**Short problem:** Copy each line that contains the string "right".

**Records shown:**

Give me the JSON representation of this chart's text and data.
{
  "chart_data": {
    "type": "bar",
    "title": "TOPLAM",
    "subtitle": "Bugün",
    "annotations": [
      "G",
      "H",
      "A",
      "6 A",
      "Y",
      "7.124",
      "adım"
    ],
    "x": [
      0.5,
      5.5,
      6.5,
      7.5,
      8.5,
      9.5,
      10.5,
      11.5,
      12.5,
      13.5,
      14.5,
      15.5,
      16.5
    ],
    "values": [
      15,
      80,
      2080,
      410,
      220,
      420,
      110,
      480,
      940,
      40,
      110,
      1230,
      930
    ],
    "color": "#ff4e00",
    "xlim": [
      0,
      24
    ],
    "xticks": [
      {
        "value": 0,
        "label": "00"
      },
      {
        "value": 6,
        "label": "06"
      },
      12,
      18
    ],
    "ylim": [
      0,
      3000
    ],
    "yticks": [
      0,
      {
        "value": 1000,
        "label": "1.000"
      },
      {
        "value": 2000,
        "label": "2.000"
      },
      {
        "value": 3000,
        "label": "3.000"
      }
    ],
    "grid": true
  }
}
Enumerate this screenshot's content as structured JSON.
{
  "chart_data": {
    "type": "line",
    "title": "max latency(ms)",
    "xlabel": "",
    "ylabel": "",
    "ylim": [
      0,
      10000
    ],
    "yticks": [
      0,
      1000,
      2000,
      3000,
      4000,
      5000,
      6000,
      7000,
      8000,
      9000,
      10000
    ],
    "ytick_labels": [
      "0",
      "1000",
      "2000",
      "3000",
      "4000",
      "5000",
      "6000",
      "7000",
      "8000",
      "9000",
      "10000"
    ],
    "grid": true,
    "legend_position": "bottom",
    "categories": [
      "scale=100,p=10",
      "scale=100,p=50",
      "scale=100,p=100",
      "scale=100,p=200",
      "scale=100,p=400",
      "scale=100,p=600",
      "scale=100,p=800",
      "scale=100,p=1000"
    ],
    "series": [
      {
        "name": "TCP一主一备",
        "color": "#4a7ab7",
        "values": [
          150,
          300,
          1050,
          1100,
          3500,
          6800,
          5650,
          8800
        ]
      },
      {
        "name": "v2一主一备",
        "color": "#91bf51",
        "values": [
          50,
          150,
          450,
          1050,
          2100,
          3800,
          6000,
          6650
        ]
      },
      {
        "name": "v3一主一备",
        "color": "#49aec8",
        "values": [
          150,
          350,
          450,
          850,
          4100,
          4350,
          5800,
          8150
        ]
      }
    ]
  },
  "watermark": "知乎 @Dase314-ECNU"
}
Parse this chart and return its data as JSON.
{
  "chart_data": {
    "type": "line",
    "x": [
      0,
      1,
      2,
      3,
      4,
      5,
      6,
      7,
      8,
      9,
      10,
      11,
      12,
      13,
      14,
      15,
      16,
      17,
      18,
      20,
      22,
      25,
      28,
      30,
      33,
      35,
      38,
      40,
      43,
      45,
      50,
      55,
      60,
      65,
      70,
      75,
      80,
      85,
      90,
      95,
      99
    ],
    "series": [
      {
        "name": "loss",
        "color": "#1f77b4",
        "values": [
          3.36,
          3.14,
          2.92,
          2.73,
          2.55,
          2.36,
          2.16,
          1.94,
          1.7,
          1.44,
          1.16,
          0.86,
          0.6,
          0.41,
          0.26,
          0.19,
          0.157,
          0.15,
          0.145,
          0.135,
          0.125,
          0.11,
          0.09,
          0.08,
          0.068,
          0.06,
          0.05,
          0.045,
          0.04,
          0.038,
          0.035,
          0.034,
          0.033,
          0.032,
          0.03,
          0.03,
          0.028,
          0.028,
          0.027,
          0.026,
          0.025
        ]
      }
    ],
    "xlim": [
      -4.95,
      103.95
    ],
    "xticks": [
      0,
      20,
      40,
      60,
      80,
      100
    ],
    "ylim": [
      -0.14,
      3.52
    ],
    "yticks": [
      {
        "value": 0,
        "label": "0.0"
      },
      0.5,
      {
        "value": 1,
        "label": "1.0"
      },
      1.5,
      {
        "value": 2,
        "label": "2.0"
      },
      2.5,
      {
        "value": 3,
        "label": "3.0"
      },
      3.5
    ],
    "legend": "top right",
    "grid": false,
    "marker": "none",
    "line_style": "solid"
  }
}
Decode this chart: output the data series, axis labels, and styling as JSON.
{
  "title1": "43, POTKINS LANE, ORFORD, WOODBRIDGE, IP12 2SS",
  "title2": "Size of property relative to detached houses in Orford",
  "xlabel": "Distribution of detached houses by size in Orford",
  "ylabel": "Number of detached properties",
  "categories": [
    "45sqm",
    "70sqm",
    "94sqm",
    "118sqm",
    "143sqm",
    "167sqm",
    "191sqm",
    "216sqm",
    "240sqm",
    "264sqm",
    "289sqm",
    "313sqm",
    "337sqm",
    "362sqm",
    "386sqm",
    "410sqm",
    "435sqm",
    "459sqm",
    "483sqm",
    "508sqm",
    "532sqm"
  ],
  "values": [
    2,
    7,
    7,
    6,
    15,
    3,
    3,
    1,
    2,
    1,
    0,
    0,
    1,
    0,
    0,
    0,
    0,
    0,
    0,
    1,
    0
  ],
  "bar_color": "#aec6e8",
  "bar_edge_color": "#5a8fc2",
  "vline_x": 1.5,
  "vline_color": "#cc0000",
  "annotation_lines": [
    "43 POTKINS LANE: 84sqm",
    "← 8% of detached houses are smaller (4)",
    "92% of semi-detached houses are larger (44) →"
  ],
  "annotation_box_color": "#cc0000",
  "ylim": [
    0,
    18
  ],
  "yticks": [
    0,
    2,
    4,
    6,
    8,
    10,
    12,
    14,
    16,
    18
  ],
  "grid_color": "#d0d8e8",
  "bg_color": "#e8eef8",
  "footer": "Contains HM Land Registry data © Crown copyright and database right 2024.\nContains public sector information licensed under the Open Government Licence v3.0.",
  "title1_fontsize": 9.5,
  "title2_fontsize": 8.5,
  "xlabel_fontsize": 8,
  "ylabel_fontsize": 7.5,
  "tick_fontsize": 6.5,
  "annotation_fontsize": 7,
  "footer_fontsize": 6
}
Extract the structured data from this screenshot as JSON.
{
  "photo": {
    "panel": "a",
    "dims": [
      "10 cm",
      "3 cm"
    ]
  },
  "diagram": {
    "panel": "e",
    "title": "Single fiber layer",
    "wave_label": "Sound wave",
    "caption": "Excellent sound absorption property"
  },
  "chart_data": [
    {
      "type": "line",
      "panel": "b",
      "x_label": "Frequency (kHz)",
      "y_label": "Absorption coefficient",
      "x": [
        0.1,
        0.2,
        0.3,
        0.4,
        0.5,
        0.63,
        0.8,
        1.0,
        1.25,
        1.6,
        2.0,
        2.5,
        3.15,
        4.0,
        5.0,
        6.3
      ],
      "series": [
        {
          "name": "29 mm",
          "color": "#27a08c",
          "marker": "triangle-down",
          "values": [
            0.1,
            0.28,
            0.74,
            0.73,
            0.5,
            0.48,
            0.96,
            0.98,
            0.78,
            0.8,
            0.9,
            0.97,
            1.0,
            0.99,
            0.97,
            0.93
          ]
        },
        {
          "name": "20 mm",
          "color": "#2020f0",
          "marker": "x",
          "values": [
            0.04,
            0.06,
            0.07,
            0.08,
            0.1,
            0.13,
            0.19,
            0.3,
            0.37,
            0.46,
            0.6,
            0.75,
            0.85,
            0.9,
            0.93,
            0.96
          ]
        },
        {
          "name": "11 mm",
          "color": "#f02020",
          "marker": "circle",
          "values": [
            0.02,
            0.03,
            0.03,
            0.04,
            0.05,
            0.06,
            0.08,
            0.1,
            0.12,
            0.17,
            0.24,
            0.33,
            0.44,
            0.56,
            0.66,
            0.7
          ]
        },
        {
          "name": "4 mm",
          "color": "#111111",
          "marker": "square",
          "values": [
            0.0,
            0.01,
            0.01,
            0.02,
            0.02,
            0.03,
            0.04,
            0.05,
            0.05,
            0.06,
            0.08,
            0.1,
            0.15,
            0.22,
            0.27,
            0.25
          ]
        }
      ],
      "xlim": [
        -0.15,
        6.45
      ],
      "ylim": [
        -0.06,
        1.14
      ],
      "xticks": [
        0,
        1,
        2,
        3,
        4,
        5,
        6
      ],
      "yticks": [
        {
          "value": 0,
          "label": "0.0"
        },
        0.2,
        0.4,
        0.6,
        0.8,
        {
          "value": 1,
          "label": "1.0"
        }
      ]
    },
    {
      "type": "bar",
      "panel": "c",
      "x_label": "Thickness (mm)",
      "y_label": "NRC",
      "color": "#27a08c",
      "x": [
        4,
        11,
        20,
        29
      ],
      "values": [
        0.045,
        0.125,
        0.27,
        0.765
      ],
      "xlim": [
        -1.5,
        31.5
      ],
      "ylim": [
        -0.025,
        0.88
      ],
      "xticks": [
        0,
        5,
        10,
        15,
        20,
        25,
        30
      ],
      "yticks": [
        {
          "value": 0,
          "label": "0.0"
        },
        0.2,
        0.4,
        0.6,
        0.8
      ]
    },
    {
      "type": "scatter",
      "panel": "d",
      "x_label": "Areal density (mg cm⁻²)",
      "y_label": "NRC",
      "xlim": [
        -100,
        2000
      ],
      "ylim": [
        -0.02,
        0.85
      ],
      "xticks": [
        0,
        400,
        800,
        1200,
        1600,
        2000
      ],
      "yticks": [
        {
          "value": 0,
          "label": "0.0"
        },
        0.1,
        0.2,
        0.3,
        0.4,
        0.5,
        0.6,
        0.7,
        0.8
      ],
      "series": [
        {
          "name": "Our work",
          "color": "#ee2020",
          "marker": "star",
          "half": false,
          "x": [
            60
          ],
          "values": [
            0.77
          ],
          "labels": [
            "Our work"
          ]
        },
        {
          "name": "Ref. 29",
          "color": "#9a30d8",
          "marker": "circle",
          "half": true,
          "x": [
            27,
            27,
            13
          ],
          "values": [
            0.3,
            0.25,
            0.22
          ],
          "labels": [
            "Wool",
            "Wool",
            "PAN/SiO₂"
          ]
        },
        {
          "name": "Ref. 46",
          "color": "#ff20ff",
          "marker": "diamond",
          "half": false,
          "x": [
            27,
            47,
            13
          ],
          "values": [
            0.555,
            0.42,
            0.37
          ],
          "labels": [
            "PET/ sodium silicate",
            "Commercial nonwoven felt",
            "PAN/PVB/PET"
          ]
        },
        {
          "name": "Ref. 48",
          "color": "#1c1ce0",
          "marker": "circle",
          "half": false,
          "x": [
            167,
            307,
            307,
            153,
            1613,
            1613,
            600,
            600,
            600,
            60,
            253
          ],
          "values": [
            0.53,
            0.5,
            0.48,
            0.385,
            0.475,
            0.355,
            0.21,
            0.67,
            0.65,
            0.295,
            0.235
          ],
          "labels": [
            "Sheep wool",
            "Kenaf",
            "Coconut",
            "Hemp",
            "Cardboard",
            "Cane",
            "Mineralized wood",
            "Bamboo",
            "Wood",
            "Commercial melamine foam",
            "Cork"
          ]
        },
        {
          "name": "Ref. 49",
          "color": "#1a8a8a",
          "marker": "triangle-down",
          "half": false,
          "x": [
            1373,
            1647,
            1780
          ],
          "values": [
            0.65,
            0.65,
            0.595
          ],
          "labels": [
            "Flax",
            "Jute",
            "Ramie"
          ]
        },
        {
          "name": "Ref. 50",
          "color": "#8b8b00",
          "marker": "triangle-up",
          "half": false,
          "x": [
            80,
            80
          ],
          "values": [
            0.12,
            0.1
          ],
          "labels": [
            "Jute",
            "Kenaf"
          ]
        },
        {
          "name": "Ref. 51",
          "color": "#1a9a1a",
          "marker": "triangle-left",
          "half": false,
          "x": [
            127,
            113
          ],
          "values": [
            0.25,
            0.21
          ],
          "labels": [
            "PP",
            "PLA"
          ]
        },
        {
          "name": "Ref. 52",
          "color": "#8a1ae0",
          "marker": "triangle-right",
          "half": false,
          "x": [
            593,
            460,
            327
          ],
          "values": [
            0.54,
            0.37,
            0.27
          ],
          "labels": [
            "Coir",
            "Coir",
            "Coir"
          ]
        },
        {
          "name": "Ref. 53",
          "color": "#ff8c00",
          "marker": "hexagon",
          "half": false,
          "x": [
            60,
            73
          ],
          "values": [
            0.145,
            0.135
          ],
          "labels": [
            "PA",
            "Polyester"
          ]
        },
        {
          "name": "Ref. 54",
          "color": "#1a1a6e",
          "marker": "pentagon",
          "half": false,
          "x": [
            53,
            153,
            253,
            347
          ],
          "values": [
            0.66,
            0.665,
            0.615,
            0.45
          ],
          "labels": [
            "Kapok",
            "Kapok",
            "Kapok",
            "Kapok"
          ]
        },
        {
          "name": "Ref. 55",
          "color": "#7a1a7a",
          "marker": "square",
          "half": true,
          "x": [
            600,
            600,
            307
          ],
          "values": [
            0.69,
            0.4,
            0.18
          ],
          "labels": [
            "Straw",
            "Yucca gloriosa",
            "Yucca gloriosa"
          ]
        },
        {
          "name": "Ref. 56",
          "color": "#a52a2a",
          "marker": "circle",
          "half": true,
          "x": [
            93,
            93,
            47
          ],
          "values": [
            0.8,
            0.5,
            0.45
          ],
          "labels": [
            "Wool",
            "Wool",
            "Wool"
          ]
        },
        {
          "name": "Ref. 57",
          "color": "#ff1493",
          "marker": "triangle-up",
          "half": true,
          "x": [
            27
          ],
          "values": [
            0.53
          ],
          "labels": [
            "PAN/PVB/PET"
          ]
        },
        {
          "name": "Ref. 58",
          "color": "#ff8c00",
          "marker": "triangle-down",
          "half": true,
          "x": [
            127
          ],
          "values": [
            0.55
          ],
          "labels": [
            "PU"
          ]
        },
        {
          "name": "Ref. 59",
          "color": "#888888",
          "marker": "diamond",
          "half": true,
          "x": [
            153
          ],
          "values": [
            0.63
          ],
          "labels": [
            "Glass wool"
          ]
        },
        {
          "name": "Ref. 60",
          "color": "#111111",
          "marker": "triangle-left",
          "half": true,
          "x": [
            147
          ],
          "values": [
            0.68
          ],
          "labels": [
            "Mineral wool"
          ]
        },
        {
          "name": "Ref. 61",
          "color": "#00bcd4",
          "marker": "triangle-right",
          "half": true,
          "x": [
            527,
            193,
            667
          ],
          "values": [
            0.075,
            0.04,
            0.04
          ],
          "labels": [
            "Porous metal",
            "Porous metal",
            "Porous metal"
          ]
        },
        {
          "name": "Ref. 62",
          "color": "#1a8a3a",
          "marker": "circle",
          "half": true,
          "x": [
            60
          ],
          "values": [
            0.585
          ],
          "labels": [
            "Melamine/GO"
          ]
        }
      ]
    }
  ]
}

**The response:**
    "legend": "top right",
  "footer": "Contains HM Land Registry data © Crown copyright and database right 2024.\nContains public sector information licensed under the Open Government Licence v3.0.",
          "marker": "triangle-right",
          "marker": "triangle-right",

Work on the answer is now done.